Dataset records:
· · ·
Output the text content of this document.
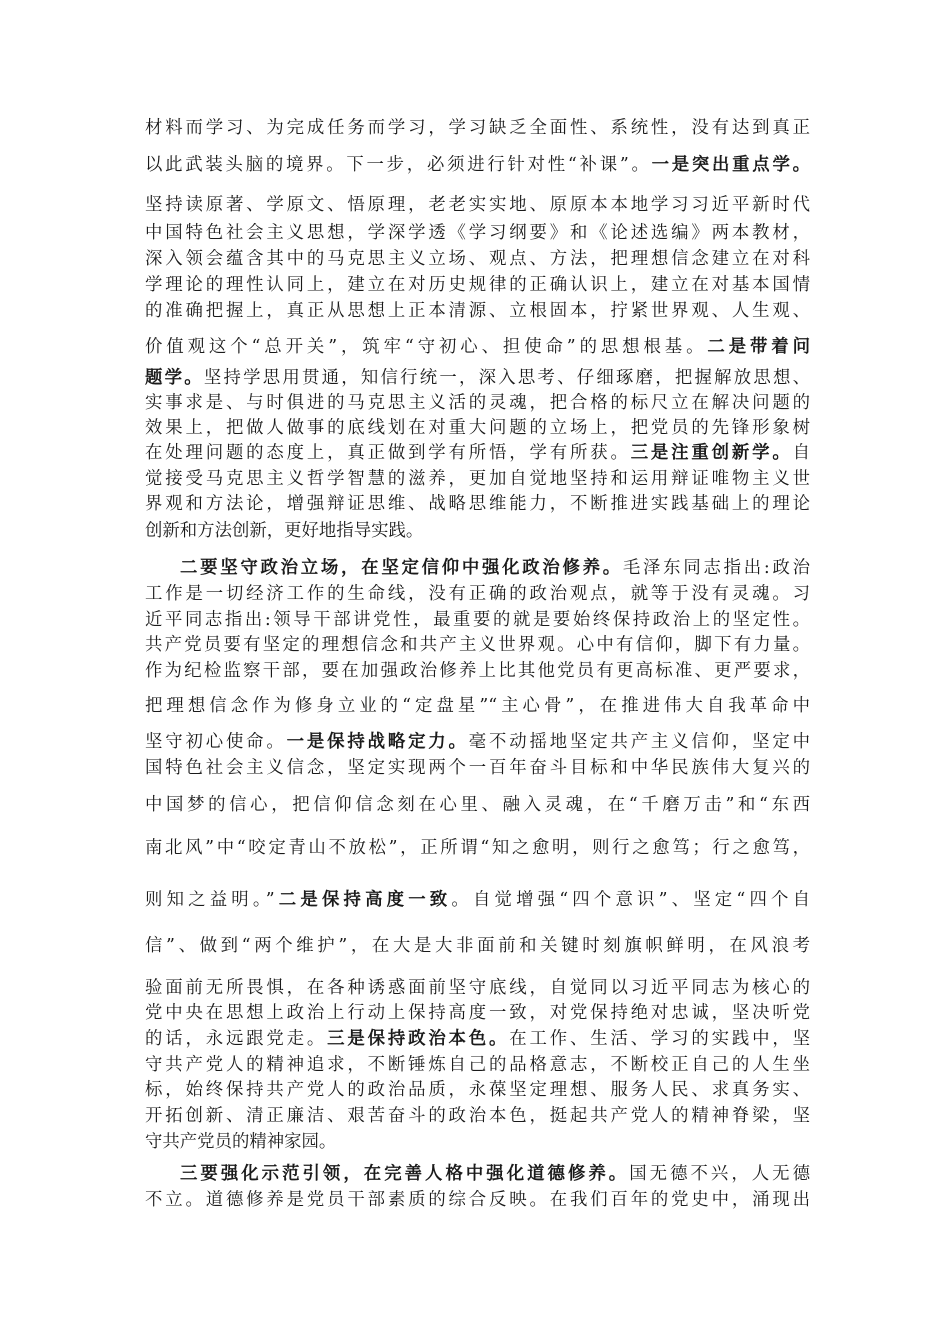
材料而学习、为完成任务而学习，学习缺乏全面性、系统性，没有达到真正
以此武装头脑的境界。下一步，必须进行针对性“补课”。一是突出重点学。
坚持读原著、学原文、悟原理，老老实实地、原原本本地学习习近平新时代
中国特色社会主义思想，学深学透《学习纲要》和《论述选编》两本教材，
深入领会蕴含其中的马克思主义立场、观点、方法，把理想信念建立在对科
学理论的理性认同上，建立在对历史规律的正确认识上，建立在对基本国情
的准确把握上，真正从思想上正本清源、立根固本，拧紧世界观、人生观、
价值观这个“总开关”，筑牢“守初心、担使命”的思想根基。二是带着问
题学。坚持学思用贯通，知信行统一，深入思考、仔细琢磨，把握解放思想、
实事求是、与时俱进的马克思主义活的灵魂，把合格的标尺立在解决问题的
效果上，把做人做事的底线划在对重大问题的立场上，把党员的先锋形象树
在处理问题的态度上，真正做到学有所悟，学有所获。三是注重创新学。自
觉接受马克思主义哲学智慧的滋养，更加自觉地坚持和运用辩证唯物主义世
界观和方法论，增强辩证思维、战略思维能力，不断推进实践基础上的理论
创新和方法创新，更好地指导实践。
二要坚守政治立场，在坚定信仰中强化政治修养。毛泽东同志指出:政治
工作是一切经济工作的生命线，没有正确的政治观点，就等于没有灵魂。习
近平同志指出:领导干部讲党性，最重要的就是要始终保持政治上的坚定性。
共产党员要有坚定的理想信念和共产主义世界观。心中有信仰，脚下有力量。
作为纪检监察干部，要在加强政治修养上比其他党员有更高标准、更严要求，
把理想信念作为修身立业的“定盘星”“主心骨”，在推进伟大自我革命中
坚守初心使命。一是保持战略定力。毫不动摇地坚定共产主义信仰，坚定中
国特色社会主义信念，坚定实现两个一百年奋斗目标和中华民族伟大复兴的
中国梦的信心，把信仰信念刻在心里、融入灵魂，在“千磨万击”和“东西
南北风”中“咬定青山不放松”，正所谓“知之愈明，则行之愈笃；行之愈笃，
则知之益明。”二是保持高度一致。自觉增强“四个意识”、坚定“四个自
信”、做到“两个维护”，在大是大非面前和关键时刻旗帜鲜明，在风浪考
验面前无所畏惧，在各种诱惑面前坚守底线，自觉同以习近平同志为核心的
党中央在思想上政治上行动上保持高度一致，对党保持绝对忠诚，坚决听党
的话，永远跟党走。三是保持政治本色。在工作、生活、学习的实践中，坚
守共产党人的精神追求，不断锤炼自己的品格意志，不断校正自己的人生坐
标，始终保持共产党人的政治品质，永葆坚定理想、服务人民、求真务实、
开拓创新、清正廉洁、艰苦奋斗的政治本色，挺起共产党人的精神脊梁，坚
守共产党员的精神家园。
三要强化示范引领，在完善人格中强化道德修养。国无德不兴，人无德
不立。道德修养是党员干部素质的综合反映。在我们百年的党史中，涌现出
· · ·
Repeat the material exactly as it reads, without any of its pictures.

--- REPLY TO THE TASK ---
Output the text content of this document.
材料而学习、为完成任务而学习，学习缺乏全面性、系统性，没有达到真正
以此武装头脑的境界。下一步，必须进行针对性“补课”。一是突出重点学。
坚持读原著、学原文、悟原理，老老实实地、原原本本地学习习近平新时代
中国特色社会主义思想，学深学透《学习纲要》和《论述选编》两本教材，
深入领会蕴含其中的马克思主义立场、观点、方法，把理想信念建立在对科
学理论的理性认同上，建立在对历史规律的正确认识上，建立在对基本国情
的准确把握上，真正从思想上正本清源、立根固本，拧紧世界观、人生观、
价值观这个“总开关”，筑牢“守初心、担使命”的思想根基。二是带着问
题学。坚持学思用贯通，知信行统一，深入思考、仔细琢磨，把握解放思想、
实事求是、与时俱进的马克思主义活的灵魂，把合格的标尺立在解决问题的
效果上，把做人做事的底线划在对重大问题的立场上，把党员的先锋形象树
在处理问题的态度上，真正做到学有所悟，学有所获。三是注重创新学。自
觉接受马克思主义哲学智慧的滋养，更加自觉地坚持和运用辩证唯物主义世
界观和方法论，增强辩证思维、战略思维能力，不断推进实践基础上的理论
创新和方法创新，更好地指导实践。
二要坚守政治立场，在坚定信仰中强化政治修养。毛泽东同志指出:政治
工作是一切经济工作的生命线，没有正确的政治观点，就等于没有灵魂。习
近平同志指出:领导干部讲党性，最重要的就是要始终保持政治上的坚定性。
共产党员要有坚定的理想信念和共产主义世界观。心中有信仰，脚下有力量。
作为纪检监察干部，要在加强政治修养上比其他党员有更高标准、更严要求，
把理想信念作为修身立业的“定盘星”“主心骨”，在推进伟大自我革命中
坚守初心使命。一是保持战略定力。毫不动摇地坚定共产主义信仰，坚定中
国特色社会主义信念，坚定实现两个一百年奋斗目标和中华民族伟大复兴的
中国梦的信心，把信仰信念刻在心里、融入灵魂，在“千磨万击”和“东西
南北风”中“咬定青山不放松”，正所谓“知之愈明，则行之愈笃；行之愈笃，
则知之益明。”二是保持高度一致。自觉增强“四个意识”、坚定“四个自
信”、做到“两个维护”，在大是大非面前和关键时刻旗帜鲜明，在风浪考
验面前无所畏惧，在各种诱惑面前坚守底线，自觉同以习近平同志为核心的
党中央在思想上政治上行动上保持高度一致，对党保持绝对忠诚，坚决听党
的话，永远跟党走。三是保持政治本色。在工作、生活、学习的实践中，坚
守共产党人的精神追求，不断锤炼自己的品格意志，不断校正自己的人生坐
标，始终保持共产党人的政治品质，永葆坚定理想、服务人民、求真务实、
开拓创新、清正廉洁、艰苦奋斗的政治本色，挺起共产党人的精神脊梁，坚
守共产党员的精神家园。
三要强化示范引领，在完善人格中强化道德修养。国无德不兴，人无德
不立。道德修养是党员干部素质的综合反映。在我们百年的党史中，涌现出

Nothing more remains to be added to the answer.